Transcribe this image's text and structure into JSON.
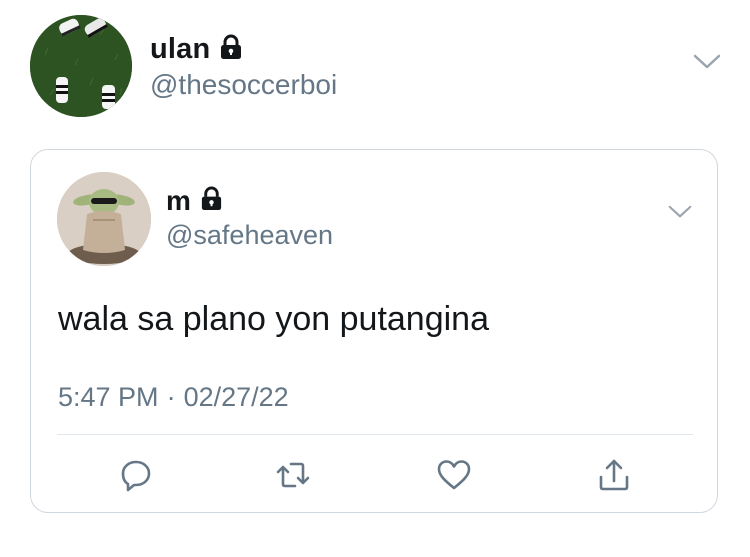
{
  "outer_tweet": {
    "display_name": "ulan",
    "handle": "@thesoccerboi",
    "locked_icon": "lock-icon",
    "menu_icon": "chevron-down-icon"
  },
  "quoted_tweet": {
    "display_name": "m",
    "handle": "@safeheaven",
    "locked_icon": "lock-icon",
    "menu_icon": "chevron-down-icon",
    "text": "wala sa plano yon putangina",
    "time": "5:47 PM",
    "separator": "·",
    "date": "02/27/22",
    "actions": [
      {
        "name": "reply",
        "icon": "reply-icon"
      },
      {
        "name": "retweet",
        "icon": "retweet-icon"
      },
      {
        "name": "like",
        "icon": "heart-icon"
      },
      {
        "name": "share",
        "icon": "share-icon"
      }
    ]
  },
  "colors": {
    "text_primary": "#14171a",
    "text_secondary": "#657786",
    "border": "#d0d7dd",
    "divider": "#e1e8ed"
  }
}
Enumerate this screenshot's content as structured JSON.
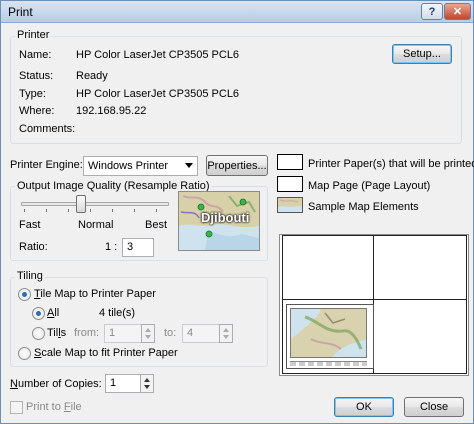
{
  "window": {
    "title": "Print",
    "help_label": "?",
    "close_label": "✕"
  },
  "printer": {
    "group_label": "Printer",
    "name_label": "Name:",
    "name_value": "HP Color LaserJet CP3505 PCL6",
    "status_label": "Status:",
    "status_value": "Ready",
    "type_label": "Type:",
    "type_value": "HP Color LaserJet CP3505 PCL6",
    "where_label": "Where:",
    "where_value": "192.168.95.22",
    "comments_label": "Comments:",
    "comments_value": "",
    "setup_label": "Setup..."
  },
  "engine": {
    "label": "Printer Engine:",
    "selected": "Windows Printer",
    "properties_label": "Properties..."
  },
  "quality": {
    "group_label": "Output Image Quality (Resample Ratio)",
    "fast_label": "Fast",
    "normal_label": "Normal",
    "best_label": "Best",
    "slider_level": 0.4,
    "ratio_label": "Ratio:",
    "ratio_prefix": "1 :",
    "ratio_value": "3",
    "thumbnail_label": "Djibouti"
  },
  "legend": {
    "printer_papers": "Printer Paper(s) that will be printed",
    "map_page": "Map Page (Page Layout)",
    "sample_elements": "Sample Map Elements"
  },
  "tiling": {
    "group_label": "Tiling",
    "tile_label": "Tile Map to Printer Paper",
    "all_label": "All",
    "tiles_count": "4 tile(s)",
    "tiles_label": "Tiles",
    "from_label": "from:",
    "from_value": "1",
    "to_label": "to:",
    "to_value": "4",
    "scale_label": "Scale Map to fit Printer Paper"
  },
  "copies": {
    "label": "Number of Copies:",
    "value": "1"
  },
  "print_to_file_label": "Print to File",
  "ok_label": "OK",
  "close_label": "Close",
  "colors": {
    "accent": "#2d6ab5",
    "title_bar": "#c9d9ee",
    "close_button": "#c4452d",
    "water": "#cfe3ef",
    "land": "#d8d0a8"
  }
}
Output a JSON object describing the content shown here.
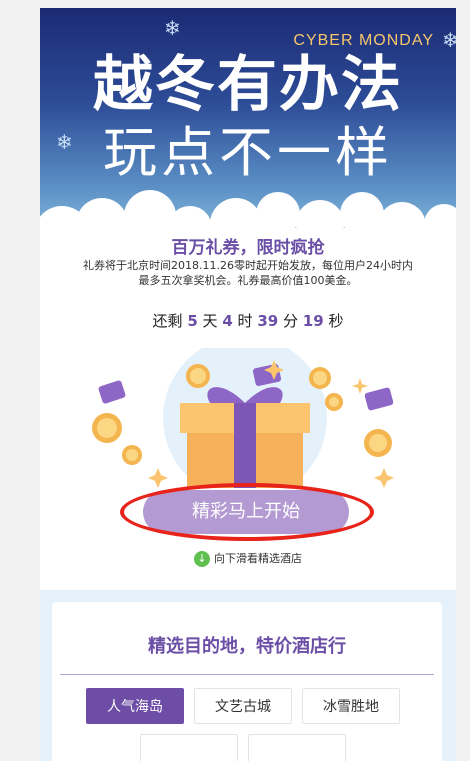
● ● ● ● ●
Set problem
Return the listing above in full and without alteration, excluding its pictures.

Full solution
Transcribe this image's text and structure into JSON.
{
  "outer_tweet": {
    "display_name": "ulan",
    "handle": "@thesoccerboi",
    "locked_icon": "lock-icon",
    "menu_icon": "chevron-down-icon"
  },
  "quoted_tweet": {
    "display_name": "m",
    "handle": "@safeheaven",
    "locked_icon": "lock-icon",
    "menu_icon": "chevron-down-icon",
    "text": "wala sa plano yon putangina",
    "time": "5:47 PM",
    "separator": "·",
    "date": "02/27/22",
    "actions": [
      {
        "name": "reply",
        "icon": "reply-icon"
      },
      {
        "name": "retweet",
        "icon": "retweet-icon"
      },
      {
        "name": "like",
        "icon": "heart-icon"
      },
      {
        "name": "share",
        "icon": "share-icon"
      }
    ]
  },
  "colors": {
    "text_primary": "#14171a",
    "text_secondary": "#657786",
    "border": "#d0d7dd",
    "divider": "#e1e8ed"
  }
}
Enumerate this screenshot's content as structured JSON.
{
  "window": {
    "title": "Print",
    "help_label": "?",
    "close_label": "✕"
  },
  "printer": {
    "group_label": "Printer",
    "name_label": "Name:",
    "name_value": "HP Color LaserJet CP3505 PCL6",
    "status_label": "Status:",
    "status_value": "Ready",
    "type_label": "Type:",
    "type_value": "HP Color LaserJet CP3505 PCL6",
    "where_label": "Where:",
    "where_value": "192.168.95.22",
    "comments_label": "Comments:",
    "comments_value": "",
    "setup_label": "Setup..."
  },
  "engine": {
    "label": "Printer Engine:",
    "selected": "Windows Printer",
    "properties_label": "Properties..."
  },
  "quality": {
    "group_label": "Output Image Quality (Resample Ratio)",
    "fast_label": "Fast",
    "normal_label": "Normal",
    "best_label": "Best",
    "slider_level": 0.4,
    "ratio_label": "Ratio:",
    "ratio_prefix": "1 :",
    "ratio_value": "3",
    "thumbnail_label": "Djibouti"
  },
  "legend": {
    "printer_papers": "Printer Paper(s) that will be printed",
    "map_page": "Map Page (Page Layout)",
    "sample_elements": "Sample Map Elements"
  },
  "tiling": {
    "group_label": "Tiling",
    "tile_label": "Tile Map to Printer Paper",
    "all_label": "All",
    "tiles_count": "4 tile(s)",
    "tiles_label": "Tiles",
    "from_label": "from:",
    "from_value": "1",
    "to_label": "to:",
    "to_value": "4",
    "scale_label": "Scale Map to fit Printer Paper"
  },
  "copies": {
    "label": "Number of Copies:",
    "value": "1"
  },
  "print_to_file_label": "Print to File",
  "ok_label": "OK",
  "close_label": "Close",
  "colors": {
    "accent": "#2d6ab5",
    "title_bar": "#c9d9ee",
    "close_button": "#c4452d",
    "water": "#cfe3ef",
    "land": "#d8d0a8"
  }
}
Output a JSON object describing the content shown here.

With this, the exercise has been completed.